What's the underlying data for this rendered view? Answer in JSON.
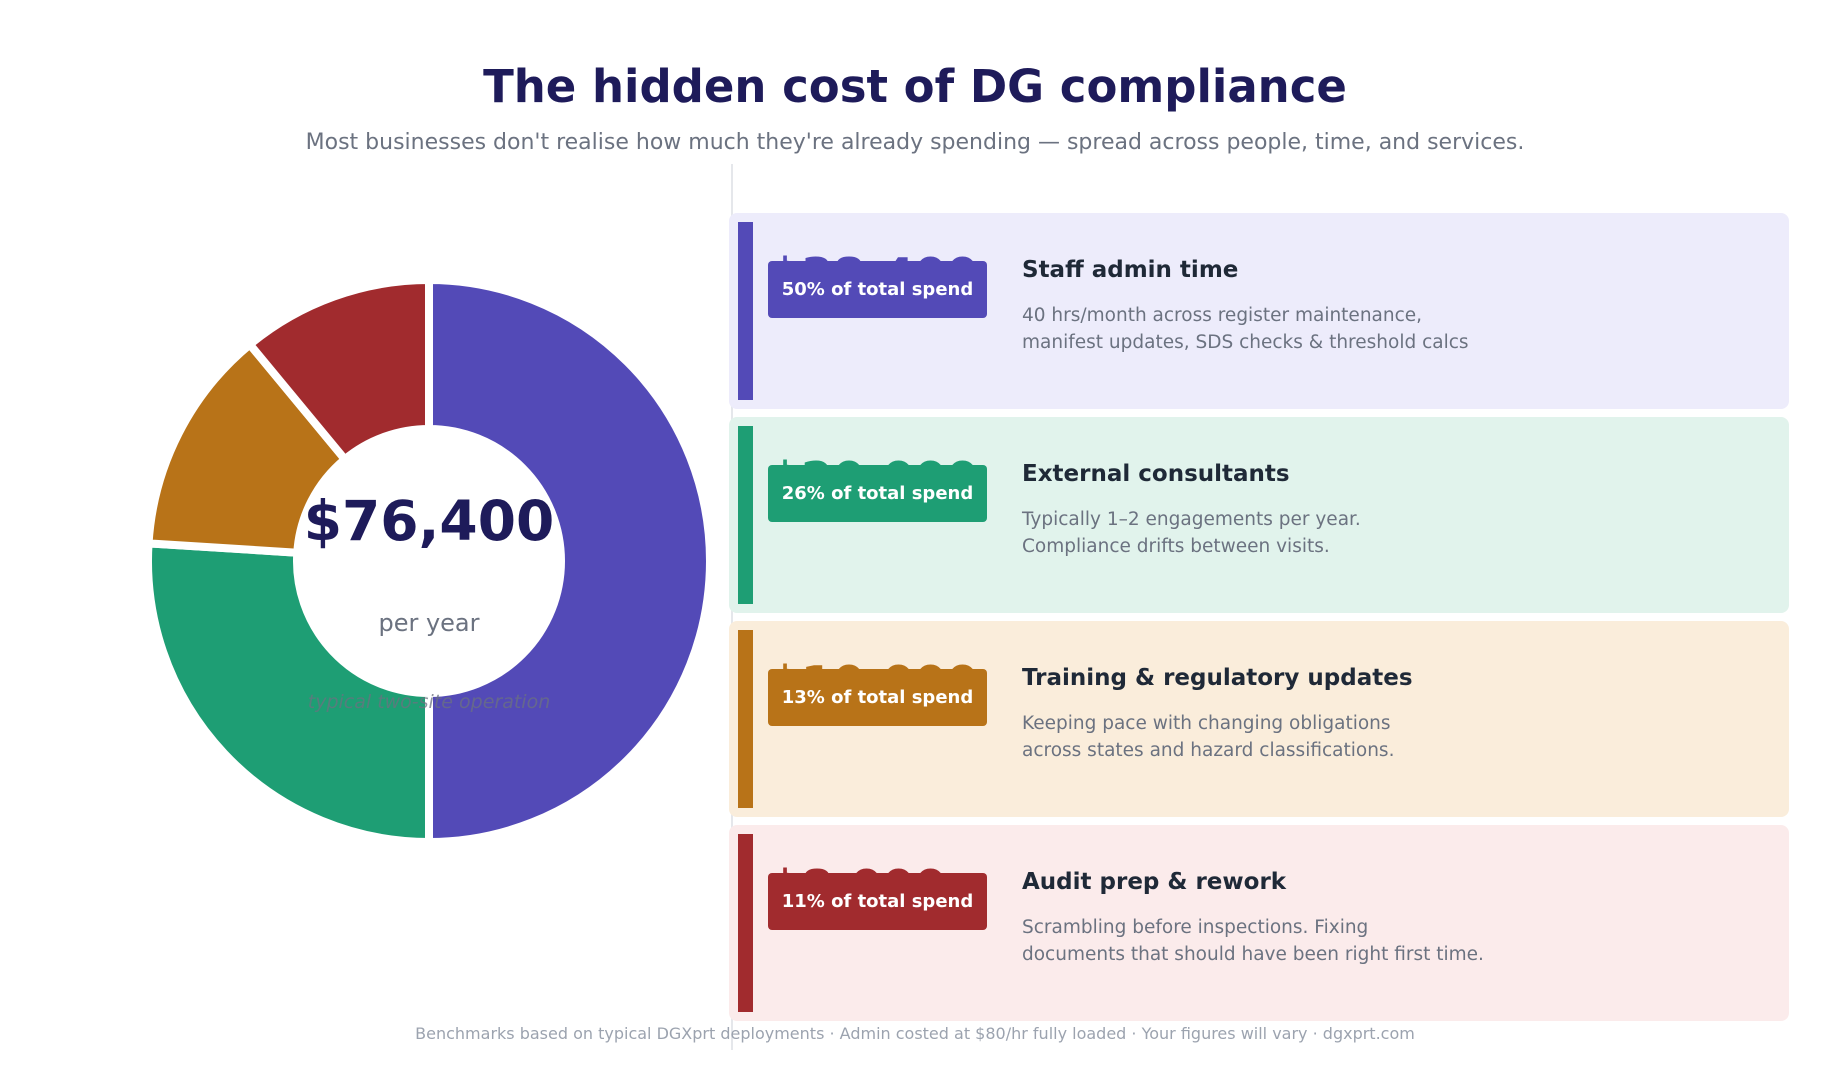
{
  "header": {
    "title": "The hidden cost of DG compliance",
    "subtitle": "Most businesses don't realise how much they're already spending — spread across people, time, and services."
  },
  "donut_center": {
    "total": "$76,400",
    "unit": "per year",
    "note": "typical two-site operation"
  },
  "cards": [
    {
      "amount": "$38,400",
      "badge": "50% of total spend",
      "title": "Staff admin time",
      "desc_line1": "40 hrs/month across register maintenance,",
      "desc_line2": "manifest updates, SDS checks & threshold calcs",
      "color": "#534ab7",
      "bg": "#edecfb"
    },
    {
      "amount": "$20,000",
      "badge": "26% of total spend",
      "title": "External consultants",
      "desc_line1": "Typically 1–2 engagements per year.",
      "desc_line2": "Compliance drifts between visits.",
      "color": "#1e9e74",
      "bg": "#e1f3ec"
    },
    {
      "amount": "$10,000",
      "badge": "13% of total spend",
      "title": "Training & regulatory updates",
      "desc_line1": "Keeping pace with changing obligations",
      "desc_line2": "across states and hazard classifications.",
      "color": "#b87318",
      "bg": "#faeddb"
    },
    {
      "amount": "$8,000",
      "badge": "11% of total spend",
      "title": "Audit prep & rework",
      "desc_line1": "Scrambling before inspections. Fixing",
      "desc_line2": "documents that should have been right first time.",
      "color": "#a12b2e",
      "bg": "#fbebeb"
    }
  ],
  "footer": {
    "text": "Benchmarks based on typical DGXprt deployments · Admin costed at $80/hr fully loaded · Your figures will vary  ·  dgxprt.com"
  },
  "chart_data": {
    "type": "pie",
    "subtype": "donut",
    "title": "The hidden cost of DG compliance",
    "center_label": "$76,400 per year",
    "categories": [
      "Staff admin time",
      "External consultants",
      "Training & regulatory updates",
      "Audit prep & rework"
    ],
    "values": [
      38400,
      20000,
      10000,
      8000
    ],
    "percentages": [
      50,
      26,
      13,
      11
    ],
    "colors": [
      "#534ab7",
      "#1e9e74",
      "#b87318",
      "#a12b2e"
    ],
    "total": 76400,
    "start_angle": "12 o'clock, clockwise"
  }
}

=====

Select every line of the records holding the string "time".

= Answer to this problem =
    "subtitle": "Most businesses don't realise how much they're already spending — spread across people, time, and services."
      "title": "Staff admin time",
      "desc_line2": "documents that should have been right first time.",
      "Staff admin time",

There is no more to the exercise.